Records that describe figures
START
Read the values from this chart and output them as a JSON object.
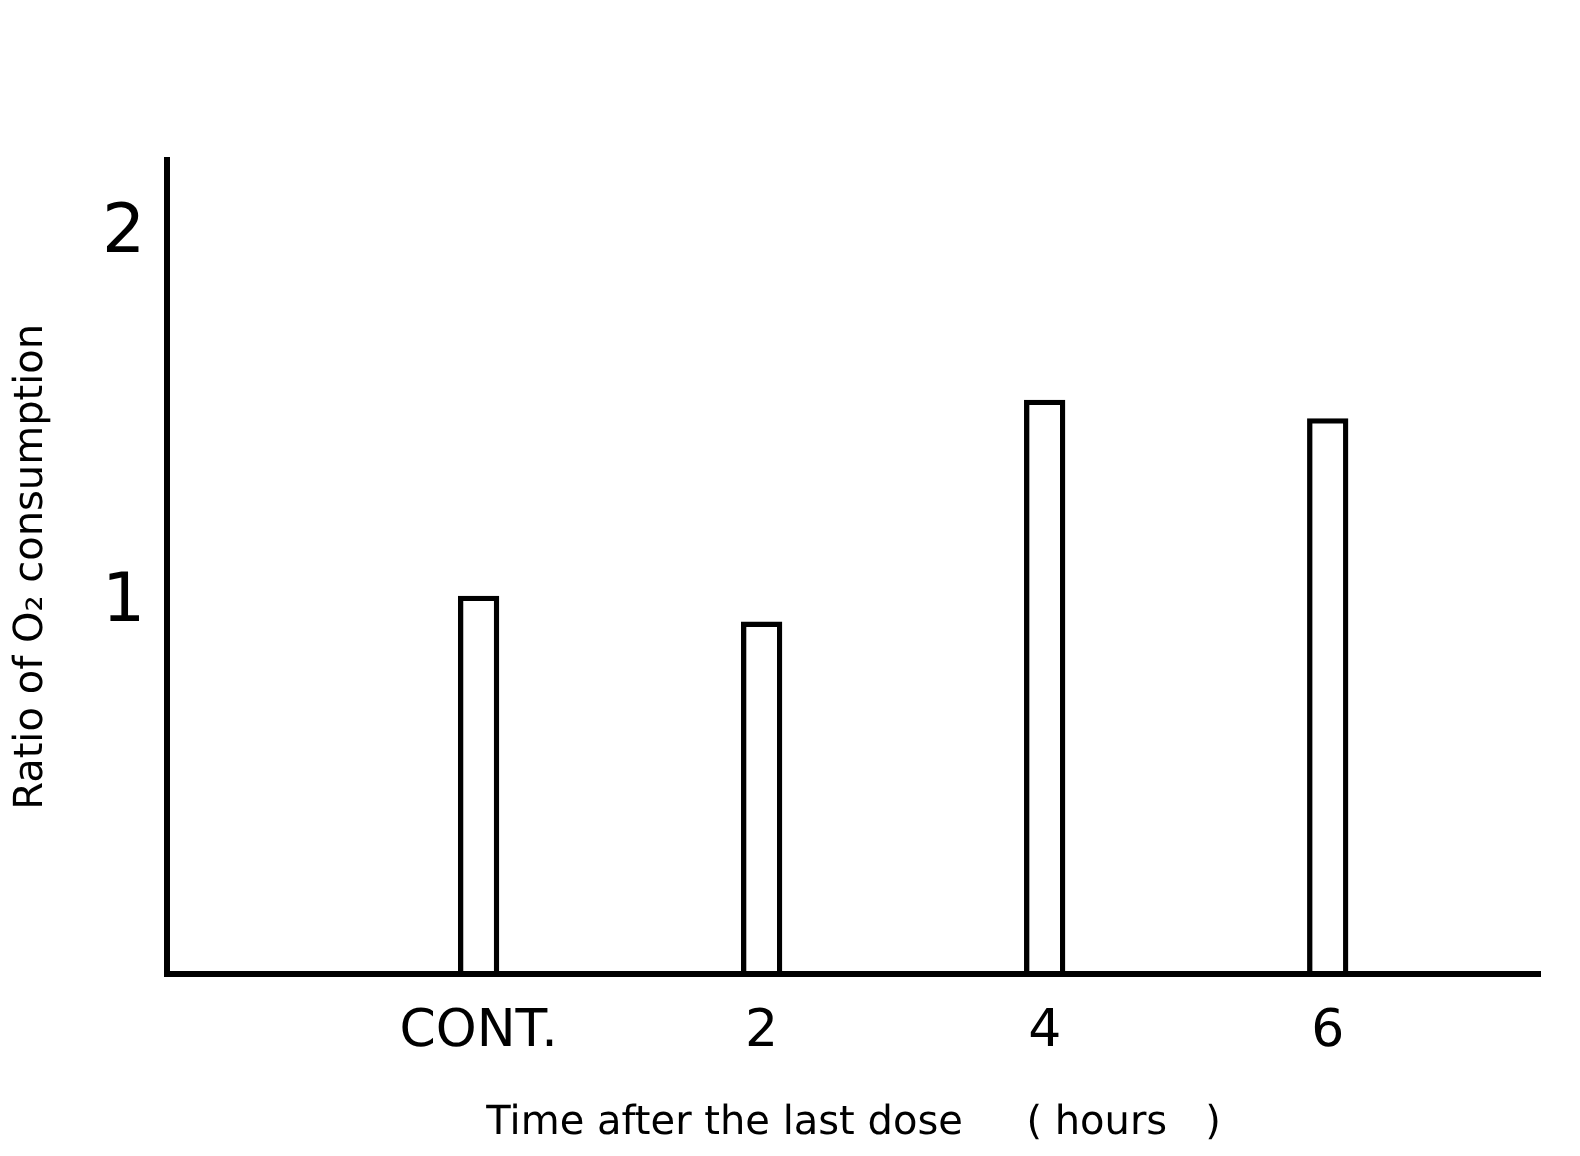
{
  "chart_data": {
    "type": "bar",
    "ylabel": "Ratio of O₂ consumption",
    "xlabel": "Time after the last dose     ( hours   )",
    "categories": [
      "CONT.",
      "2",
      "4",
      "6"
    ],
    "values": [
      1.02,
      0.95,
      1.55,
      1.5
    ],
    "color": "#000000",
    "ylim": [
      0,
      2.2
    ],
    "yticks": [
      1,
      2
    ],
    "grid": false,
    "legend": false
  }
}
END
Gather each line from the entries above that includes the word "values".

◆ **RESPONSE TO THE EXERCISE**
Read the values from this chart and output them as a JSON object.
    "values": [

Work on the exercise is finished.